* _Input for this task_:
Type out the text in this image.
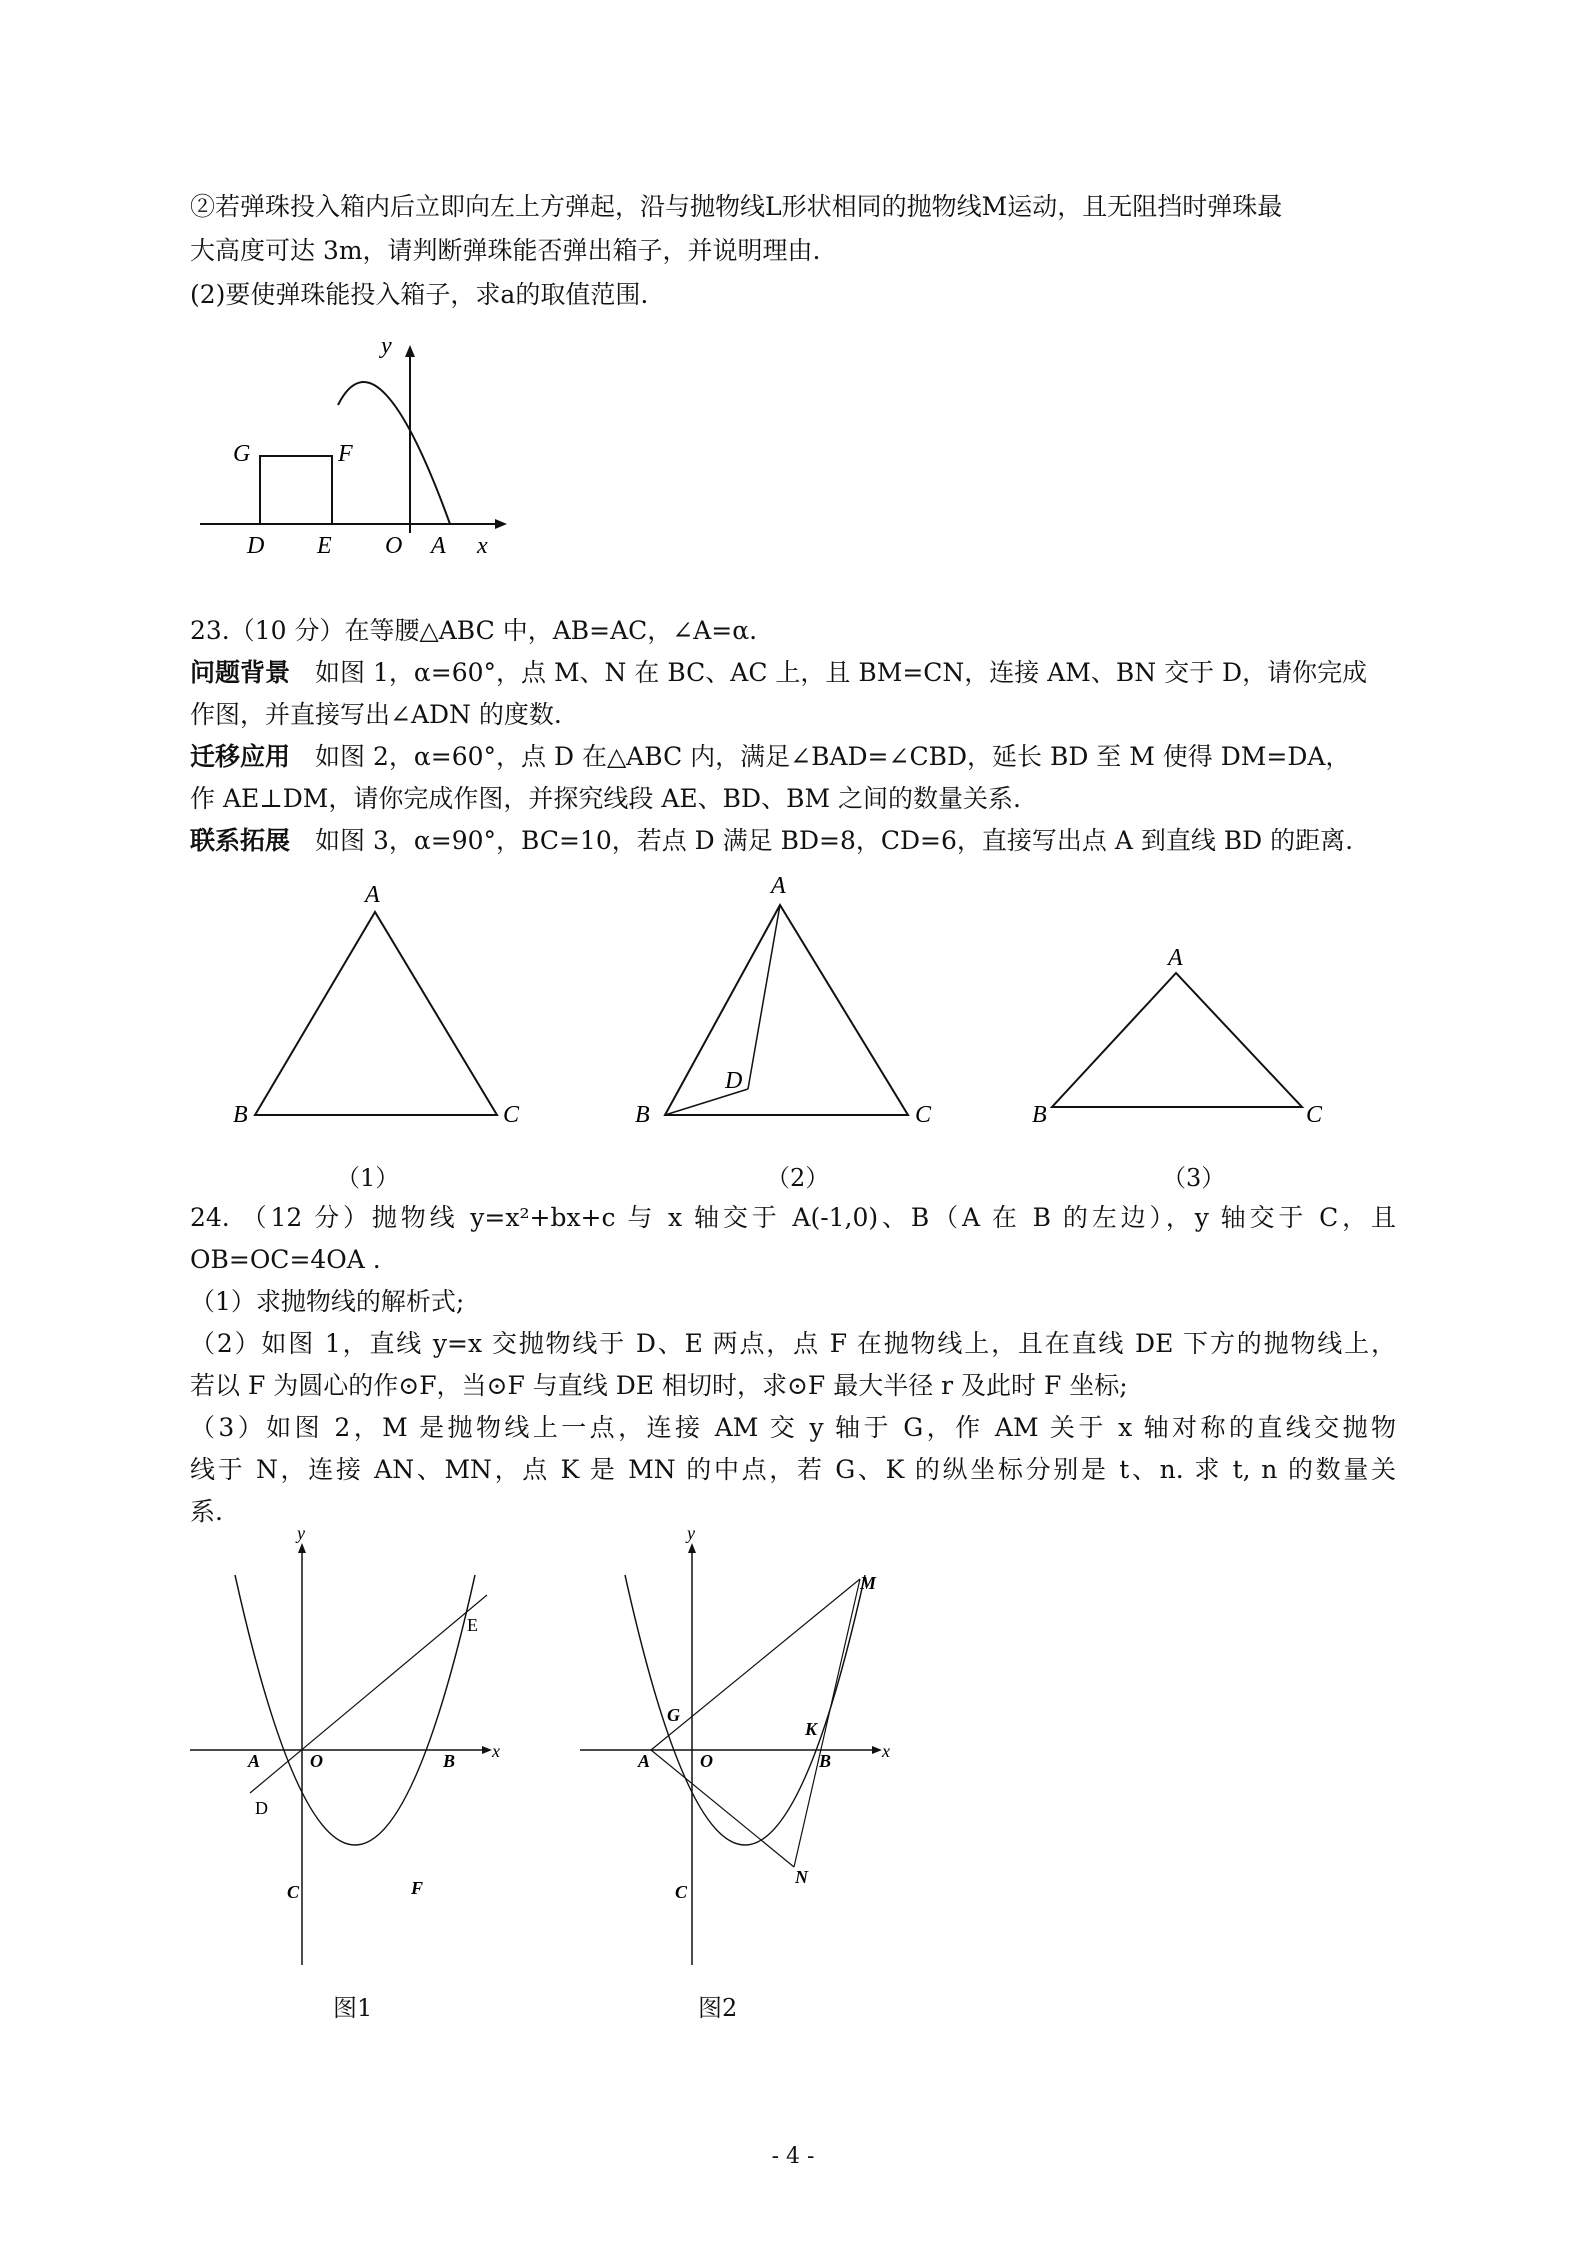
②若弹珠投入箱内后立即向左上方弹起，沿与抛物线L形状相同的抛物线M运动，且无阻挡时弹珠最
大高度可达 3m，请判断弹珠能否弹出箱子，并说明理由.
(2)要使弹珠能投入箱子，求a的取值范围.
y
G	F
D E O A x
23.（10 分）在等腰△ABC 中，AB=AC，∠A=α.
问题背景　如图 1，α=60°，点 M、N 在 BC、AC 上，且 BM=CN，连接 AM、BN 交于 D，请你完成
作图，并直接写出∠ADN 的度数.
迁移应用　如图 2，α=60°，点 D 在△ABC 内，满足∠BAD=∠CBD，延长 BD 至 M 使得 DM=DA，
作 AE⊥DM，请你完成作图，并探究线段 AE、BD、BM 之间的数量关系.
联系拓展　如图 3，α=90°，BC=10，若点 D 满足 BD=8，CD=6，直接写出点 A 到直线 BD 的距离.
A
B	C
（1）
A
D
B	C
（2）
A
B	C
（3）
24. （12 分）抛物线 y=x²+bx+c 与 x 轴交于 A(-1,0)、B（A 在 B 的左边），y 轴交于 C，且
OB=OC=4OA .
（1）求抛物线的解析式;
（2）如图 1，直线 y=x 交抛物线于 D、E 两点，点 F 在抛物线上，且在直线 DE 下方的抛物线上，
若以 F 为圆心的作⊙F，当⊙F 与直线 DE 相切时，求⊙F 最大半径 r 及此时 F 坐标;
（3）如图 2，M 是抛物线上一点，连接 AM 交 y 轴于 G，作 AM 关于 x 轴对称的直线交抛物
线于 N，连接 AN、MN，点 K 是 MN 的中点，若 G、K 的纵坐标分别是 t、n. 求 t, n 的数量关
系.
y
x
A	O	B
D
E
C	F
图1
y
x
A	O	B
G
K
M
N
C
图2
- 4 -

* _Your task_: All of the data above should be transcribed verbatim, with pictures omitted.

* _Written answer_:
Type out the text in this image.
②若弹珠投入箱内后立即向左上方弹起，沿与抛物线L形状相同的抛物线M运动，且无阻挡时弹珠最
大高度可达 3m，请判断弹珠能否弹出箱子，并说明理由.
(2)要使弹珠能投入箱子，求a的取值范围.
y
G	F
D E O A x
23.（10 分）在等腰△ABC 中，AB=AC，∠A=α.
问题背景　如图 1，α=60°，点 M、N 在 BC、AC 上，且 BM=CN，连接 AM、BN 交于 D，请你完成
作图，并直接写出∠ADN 的度数.
迁移应用　如图 2，α=60°，点 D 在△ABC 内，满足∠BAD=∠CBD，延长 BD 至 M 使得 DM=DA，
作 AE⊥DM，请你完成作图，并探究线段 AE、BD、BM 之间的数量关系.
联系拓展　如图 3，α=90°，BC=10，若点 D 满足 BD=8，CD=6，直接写出点 A 到直线 BD 的距离.
A
B	C
（1）
A
D
B	C
（2）
A
B	C
（3）
24. （12 分）抛物线 y=x²+bx+c 与 x 轴交于 A(-1,0)、B（A 在 B 的左边），y 轴交于 C，且
OB=OC=4OA .
（1）求抛物线的解析式;
（2）如图 1，直线 y=x 交抛物线于 D、E 两点，点 F 在抛物线上，且在直线 DE 下方的抛物线上，
若以 F 为圆心的作⊙F，当⊙F 与直线 DE 相切时，求⊙F 最大半径 r 及此时 F 坐标;
（3）如图 2，M 是抛物线上一点，连接 AM 交 y 轴于 G，作 AM 关于 x 轴对称的直线交抛物
线于 N，连接 AN、MN，点 K 是 MN 的中点，若 G、K 的纵坐标分别是 t、n. 求 t, n 的数量关
系.
y
x
A	O	B
D
E
C	F
图1
y
x
A	O	B
G
K
M
N
C
图2
- 4 -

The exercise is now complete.